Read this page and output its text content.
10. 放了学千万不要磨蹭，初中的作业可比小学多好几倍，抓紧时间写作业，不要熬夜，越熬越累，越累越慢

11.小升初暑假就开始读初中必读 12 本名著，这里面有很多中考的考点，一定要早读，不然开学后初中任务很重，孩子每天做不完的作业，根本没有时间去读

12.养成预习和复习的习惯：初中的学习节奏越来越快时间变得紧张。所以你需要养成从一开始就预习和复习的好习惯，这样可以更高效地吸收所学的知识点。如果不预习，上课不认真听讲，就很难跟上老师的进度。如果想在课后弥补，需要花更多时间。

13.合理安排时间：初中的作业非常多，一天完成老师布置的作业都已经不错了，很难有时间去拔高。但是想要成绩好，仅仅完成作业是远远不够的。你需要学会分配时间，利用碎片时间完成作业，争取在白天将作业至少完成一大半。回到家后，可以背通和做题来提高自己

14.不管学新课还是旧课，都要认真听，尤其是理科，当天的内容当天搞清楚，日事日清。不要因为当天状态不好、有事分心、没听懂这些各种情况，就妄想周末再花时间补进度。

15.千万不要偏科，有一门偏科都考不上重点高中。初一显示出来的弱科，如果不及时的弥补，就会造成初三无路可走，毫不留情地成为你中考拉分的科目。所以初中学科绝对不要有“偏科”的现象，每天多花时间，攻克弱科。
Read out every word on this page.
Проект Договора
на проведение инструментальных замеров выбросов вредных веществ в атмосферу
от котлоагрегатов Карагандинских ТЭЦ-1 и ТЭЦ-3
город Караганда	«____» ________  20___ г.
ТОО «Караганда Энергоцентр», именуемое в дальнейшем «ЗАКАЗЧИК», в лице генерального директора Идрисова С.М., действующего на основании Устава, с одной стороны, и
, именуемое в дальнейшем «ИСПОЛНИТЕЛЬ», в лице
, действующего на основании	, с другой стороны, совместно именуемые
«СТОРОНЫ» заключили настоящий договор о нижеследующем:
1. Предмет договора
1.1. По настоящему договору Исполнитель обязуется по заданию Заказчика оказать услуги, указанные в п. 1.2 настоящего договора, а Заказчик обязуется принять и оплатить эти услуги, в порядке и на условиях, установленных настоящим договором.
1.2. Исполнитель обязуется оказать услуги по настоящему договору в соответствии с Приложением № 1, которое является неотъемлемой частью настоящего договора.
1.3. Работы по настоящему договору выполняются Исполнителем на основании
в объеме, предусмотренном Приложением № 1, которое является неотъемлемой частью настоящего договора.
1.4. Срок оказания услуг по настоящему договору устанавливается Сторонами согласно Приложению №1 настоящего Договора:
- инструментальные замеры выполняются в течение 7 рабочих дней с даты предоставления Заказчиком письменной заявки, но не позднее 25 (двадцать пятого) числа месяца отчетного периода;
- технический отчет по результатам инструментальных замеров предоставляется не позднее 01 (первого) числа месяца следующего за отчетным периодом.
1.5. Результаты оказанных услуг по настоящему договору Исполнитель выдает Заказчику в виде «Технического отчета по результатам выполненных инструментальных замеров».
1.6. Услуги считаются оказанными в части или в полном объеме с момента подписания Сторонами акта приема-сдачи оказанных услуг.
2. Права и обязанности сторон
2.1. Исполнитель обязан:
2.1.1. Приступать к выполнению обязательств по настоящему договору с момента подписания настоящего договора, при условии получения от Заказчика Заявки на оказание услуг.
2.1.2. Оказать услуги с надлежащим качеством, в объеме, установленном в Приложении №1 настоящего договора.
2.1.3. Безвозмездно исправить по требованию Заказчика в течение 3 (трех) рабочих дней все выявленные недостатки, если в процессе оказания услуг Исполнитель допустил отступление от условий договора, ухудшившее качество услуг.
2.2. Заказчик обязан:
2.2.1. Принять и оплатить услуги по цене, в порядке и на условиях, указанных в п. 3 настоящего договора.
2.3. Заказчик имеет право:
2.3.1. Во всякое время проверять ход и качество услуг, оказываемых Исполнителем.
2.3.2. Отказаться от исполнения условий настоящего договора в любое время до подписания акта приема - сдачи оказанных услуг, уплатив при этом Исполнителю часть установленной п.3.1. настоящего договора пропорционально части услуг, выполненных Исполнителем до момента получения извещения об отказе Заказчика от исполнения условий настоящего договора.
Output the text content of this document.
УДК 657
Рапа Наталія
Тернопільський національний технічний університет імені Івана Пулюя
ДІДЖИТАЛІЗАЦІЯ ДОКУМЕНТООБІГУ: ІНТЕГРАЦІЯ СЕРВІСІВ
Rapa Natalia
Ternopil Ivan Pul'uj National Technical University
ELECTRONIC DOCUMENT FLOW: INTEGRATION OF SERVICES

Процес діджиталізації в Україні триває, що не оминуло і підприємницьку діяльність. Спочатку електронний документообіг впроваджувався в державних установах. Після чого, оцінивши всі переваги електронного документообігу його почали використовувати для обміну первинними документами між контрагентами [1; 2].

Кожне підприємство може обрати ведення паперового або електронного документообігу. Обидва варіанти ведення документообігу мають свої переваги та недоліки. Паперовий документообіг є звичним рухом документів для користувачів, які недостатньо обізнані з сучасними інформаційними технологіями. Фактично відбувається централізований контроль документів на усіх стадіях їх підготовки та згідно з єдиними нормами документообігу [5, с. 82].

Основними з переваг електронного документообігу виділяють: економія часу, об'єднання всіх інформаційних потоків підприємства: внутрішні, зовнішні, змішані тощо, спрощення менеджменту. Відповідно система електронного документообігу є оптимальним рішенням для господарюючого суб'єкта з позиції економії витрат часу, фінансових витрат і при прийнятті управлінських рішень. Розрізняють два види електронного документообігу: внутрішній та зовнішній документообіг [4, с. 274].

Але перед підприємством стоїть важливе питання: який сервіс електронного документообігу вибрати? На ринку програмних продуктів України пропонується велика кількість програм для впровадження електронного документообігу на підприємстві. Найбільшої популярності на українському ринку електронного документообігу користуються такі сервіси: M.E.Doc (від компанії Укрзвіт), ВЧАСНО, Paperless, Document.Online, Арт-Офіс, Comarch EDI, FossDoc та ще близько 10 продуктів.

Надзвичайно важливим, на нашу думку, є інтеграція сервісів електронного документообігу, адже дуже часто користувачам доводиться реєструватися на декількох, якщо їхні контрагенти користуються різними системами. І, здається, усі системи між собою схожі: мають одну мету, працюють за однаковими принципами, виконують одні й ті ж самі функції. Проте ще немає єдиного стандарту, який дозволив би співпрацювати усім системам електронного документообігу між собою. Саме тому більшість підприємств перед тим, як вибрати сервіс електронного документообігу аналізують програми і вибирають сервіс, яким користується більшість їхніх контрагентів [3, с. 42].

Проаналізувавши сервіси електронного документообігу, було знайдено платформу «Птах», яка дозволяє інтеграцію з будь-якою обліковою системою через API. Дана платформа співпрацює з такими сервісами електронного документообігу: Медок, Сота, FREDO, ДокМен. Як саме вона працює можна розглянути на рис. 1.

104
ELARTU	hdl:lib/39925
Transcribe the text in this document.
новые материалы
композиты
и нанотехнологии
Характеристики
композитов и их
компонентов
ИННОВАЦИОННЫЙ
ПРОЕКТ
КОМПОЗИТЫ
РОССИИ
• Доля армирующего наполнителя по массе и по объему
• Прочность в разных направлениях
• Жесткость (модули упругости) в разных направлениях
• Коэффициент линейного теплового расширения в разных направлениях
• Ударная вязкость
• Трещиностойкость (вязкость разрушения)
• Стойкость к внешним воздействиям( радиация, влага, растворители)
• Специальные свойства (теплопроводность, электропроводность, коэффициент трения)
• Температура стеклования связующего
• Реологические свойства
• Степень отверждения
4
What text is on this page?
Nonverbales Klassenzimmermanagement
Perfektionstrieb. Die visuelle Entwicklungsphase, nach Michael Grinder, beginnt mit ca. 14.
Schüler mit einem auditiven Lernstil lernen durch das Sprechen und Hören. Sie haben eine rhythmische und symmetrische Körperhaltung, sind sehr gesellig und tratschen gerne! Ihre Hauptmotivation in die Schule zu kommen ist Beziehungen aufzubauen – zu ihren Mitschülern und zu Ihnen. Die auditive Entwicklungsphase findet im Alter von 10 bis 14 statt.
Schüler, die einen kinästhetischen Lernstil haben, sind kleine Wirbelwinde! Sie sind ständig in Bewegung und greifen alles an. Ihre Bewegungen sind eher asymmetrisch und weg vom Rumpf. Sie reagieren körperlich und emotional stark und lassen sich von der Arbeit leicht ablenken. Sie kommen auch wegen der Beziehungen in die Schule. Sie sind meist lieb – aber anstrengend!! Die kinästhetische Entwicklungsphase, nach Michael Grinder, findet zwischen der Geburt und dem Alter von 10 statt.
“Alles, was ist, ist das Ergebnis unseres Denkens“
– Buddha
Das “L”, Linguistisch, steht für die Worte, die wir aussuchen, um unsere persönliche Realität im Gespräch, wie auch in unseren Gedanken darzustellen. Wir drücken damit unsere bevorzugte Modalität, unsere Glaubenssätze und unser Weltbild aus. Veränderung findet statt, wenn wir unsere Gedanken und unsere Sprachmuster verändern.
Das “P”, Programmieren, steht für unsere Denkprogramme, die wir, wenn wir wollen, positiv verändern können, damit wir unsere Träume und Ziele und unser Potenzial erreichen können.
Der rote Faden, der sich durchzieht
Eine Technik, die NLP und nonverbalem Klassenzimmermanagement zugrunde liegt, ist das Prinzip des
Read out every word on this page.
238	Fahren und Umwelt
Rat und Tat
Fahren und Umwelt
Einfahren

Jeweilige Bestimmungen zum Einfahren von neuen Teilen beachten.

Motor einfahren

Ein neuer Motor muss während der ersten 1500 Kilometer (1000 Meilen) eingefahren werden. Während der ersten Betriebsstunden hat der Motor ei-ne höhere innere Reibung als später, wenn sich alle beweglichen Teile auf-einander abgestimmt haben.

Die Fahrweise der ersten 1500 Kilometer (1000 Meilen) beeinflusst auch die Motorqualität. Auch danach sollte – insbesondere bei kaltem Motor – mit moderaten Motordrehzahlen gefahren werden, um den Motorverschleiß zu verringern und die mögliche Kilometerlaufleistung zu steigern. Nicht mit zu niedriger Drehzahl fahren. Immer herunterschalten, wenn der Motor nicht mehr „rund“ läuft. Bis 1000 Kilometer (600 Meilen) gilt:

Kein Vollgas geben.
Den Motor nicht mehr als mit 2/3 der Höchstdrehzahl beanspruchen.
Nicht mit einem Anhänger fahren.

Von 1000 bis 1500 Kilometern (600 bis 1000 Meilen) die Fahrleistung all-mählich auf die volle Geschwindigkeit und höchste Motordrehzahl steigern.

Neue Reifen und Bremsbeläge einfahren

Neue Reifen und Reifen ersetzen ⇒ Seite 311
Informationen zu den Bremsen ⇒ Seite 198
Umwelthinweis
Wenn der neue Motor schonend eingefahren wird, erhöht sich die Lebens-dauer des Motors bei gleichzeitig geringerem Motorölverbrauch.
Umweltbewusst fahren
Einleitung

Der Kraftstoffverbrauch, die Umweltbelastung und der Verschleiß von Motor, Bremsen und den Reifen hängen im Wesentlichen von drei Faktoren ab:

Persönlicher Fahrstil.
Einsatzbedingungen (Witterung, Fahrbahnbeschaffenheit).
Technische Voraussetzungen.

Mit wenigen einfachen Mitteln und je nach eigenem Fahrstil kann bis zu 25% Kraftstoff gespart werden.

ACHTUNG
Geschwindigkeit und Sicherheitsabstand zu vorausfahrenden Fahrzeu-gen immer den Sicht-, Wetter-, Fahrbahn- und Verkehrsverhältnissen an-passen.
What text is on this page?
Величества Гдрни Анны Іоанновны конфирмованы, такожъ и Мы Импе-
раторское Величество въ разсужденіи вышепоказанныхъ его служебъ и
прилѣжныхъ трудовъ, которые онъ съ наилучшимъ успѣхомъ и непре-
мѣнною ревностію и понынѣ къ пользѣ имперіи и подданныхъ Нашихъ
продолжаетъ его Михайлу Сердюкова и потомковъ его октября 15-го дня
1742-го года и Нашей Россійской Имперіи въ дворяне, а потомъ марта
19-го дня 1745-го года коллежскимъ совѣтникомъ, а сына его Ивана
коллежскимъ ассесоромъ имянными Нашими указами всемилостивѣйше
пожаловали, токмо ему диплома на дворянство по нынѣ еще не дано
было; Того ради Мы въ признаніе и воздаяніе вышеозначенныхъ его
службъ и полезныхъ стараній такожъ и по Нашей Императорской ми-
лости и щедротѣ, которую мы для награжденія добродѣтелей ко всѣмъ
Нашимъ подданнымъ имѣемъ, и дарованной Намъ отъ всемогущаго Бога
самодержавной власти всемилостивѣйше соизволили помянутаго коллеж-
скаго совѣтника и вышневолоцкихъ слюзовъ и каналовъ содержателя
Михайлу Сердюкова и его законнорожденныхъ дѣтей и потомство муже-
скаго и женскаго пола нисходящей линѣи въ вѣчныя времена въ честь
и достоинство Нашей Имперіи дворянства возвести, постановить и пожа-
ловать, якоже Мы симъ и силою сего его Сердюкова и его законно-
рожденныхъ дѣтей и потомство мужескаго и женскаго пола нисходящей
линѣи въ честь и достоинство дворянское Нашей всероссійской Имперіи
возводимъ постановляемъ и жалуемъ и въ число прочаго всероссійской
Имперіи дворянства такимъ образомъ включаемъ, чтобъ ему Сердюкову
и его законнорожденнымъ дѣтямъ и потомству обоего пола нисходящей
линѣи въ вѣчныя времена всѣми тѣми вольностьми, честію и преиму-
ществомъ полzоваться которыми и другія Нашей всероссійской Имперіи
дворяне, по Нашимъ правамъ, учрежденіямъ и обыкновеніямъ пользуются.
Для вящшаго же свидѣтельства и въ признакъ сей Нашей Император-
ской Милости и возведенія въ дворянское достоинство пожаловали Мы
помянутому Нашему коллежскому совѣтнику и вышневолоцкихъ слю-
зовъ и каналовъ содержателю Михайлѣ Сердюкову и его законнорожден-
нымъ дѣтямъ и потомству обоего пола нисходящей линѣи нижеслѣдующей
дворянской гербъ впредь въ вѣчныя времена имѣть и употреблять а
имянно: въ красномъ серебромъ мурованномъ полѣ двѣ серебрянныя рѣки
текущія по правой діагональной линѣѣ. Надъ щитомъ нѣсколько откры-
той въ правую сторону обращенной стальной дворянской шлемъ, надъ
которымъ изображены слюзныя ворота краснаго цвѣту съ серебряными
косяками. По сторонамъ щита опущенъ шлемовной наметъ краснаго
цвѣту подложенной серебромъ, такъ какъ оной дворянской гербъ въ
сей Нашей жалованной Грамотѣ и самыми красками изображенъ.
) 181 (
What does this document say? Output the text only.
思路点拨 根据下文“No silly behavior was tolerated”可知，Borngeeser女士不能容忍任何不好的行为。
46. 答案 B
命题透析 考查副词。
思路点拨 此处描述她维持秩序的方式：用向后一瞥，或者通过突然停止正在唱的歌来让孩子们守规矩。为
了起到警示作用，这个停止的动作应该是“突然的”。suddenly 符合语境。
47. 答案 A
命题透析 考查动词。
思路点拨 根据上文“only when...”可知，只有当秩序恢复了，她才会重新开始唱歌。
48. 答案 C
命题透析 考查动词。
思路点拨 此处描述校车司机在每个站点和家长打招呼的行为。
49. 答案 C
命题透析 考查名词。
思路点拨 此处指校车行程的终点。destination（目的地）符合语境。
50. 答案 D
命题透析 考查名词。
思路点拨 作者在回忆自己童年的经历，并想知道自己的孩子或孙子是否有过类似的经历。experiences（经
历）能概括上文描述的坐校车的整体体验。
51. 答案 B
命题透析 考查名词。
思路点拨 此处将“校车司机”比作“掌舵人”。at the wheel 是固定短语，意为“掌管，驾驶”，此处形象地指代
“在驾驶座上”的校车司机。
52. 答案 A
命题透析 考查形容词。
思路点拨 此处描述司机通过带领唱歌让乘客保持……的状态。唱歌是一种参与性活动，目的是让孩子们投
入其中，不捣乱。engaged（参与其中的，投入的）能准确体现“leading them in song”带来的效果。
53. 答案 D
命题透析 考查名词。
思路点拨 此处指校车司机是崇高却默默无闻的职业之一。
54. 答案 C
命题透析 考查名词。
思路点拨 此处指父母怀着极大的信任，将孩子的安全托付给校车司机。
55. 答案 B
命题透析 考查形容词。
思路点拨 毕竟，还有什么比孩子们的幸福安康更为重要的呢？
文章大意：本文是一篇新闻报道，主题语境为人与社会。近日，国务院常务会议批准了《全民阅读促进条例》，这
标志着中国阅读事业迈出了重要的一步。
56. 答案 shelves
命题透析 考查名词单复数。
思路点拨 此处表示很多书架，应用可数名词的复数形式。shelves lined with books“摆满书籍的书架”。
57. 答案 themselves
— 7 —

● ● ● ●

TASK REQUIREMENTS.
Take every line from the records above that has the word "части" and copy it.

TASK OUTPUT.
1.6. Услуги считаются оказанными в части или в полном объеме с момента подписания Сторонами акта приема-сдачи оказанных услуг.
2.3.2. Отказаться от исполнения условий настоящего договора в любое время до подписания акта приема - сдачи оказанных услуг, уплатив при этом Исполнителю часть установленной п.3.1. настоящего договора пропорционально части услуг, выполненных Исполнителем до момента получения извещения об отказе Заказчика от исполнения условий настоящего договора.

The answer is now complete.